* Your goal
State the number of lines that contain "alpha", with no other text.

----- Exercise input

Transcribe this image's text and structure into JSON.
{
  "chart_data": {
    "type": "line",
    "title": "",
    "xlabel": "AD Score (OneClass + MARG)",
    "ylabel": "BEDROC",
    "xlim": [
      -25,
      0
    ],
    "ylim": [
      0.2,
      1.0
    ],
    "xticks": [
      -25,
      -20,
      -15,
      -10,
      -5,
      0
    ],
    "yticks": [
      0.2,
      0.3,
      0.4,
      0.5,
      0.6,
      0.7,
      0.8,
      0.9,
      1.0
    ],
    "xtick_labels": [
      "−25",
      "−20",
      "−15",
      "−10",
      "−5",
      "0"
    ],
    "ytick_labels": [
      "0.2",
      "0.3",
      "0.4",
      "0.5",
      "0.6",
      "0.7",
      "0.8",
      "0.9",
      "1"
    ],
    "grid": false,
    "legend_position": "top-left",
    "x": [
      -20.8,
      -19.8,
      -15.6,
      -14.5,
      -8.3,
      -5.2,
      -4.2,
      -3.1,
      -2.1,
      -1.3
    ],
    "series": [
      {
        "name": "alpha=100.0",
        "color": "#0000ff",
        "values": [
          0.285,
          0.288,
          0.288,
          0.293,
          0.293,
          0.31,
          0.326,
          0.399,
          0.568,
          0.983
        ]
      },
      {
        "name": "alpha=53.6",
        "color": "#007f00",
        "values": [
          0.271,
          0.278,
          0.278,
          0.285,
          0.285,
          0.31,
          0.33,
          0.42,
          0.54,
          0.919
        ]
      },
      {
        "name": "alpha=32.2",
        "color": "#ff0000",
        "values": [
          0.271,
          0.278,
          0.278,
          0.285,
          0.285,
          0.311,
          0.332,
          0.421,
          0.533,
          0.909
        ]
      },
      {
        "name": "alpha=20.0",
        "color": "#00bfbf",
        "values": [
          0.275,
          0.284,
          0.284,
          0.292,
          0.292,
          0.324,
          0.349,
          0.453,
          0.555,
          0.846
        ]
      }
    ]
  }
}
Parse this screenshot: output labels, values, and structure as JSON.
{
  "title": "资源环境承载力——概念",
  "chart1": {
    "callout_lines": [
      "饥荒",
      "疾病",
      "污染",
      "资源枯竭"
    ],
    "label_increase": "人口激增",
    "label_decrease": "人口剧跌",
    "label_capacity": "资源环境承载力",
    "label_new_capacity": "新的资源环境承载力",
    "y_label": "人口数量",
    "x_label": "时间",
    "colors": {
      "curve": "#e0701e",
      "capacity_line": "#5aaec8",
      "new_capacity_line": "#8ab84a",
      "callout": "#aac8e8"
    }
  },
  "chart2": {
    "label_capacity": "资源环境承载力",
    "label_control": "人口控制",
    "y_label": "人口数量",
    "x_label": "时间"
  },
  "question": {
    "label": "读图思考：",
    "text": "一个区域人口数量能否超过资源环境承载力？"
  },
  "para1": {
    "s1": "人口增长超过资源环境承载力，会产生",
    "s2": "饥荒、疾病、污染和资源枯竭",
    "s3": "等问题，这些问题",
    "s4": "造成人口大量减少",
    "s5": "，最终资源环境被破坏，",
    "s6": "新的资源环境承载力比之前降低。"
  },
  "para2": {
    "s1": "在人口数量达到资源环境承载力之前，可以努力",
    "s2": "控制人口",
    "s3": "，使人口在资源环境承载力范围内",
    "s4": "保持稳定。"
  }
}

----------

* Answer in full
4